[Start of Data listing]

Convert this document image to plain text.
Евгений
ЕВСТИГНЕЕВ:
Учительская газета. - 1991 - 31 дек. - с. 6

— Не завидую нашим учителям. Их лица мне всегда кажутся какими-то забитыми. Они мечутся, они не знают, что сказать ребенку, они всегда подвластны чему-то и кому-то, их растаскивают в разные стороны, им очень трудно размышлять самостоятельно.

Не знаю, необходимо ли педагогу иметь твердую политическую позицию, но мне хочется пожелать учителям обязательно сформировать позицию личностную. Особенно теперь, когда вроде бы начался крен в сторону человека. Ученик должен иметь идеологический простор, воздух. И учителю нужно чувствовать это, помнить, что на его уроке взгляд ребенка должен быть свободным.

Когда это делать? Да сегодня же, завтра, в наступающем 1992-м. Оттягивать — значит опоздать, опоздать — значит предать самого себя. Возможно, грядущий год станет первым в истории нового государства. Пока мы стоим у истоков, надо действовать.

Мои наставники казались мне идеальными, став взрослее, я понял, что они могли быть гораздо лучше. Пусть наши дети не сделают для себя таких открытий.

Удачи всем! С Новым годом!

[End of Data listing]
[Start of Data listing]

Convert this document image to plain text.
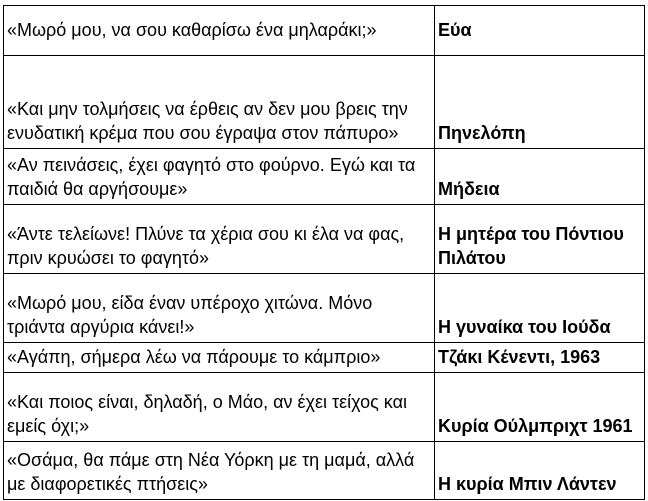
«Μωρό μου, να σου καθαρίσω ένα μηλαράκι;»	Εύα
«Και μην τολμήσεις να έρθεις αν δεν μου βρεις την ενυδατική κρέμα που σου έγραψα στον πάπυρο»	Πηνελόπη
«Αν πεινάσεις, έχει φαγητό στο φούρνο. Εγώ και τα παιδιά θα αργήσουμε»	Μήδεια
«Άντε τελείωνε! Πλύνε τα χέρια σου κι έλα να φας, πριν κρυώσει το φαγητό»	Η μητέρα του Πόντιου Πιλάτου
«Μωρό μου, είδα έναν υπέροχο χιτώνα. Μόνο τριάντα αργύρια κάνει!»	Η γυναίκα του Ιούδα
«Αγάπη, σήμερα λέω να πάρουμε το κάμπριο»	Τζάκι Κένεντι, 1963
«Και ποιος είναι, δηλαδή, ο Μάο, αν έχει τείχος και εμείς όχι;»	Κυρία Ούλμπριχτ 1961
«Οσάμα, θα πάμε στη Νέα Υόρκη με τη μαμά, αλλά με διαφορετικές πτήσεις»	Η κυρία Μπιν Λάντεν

[End of Data listing]

▶ [Stated goal]: In the material above, find the lines that contain "учителям" and show them.

▶ [Exercise output]:
— Не завидую нашим учителям. Их лица мне всегда кажутся какими-то забитыми. Они мечутся, они не знают, что сказать ребенку, они всегда подвластны чему-то и кому-то, их растаскивают в разные стороны, им очень трудно размышлять самостоятельно.
Не знаю, необходимо ли педагогу иметь твердую политическую позицию, но мне хочется пожелать учителям обязательно сформировать позицию личностную. Особенно теперь, когда вроде бы начался крен в сторону человека. Ученик должен иметь идеологический простор, воздух. И учителю нужно чувствовать это, помнить, что на его уроке взгляд ребенка должен быть свободным.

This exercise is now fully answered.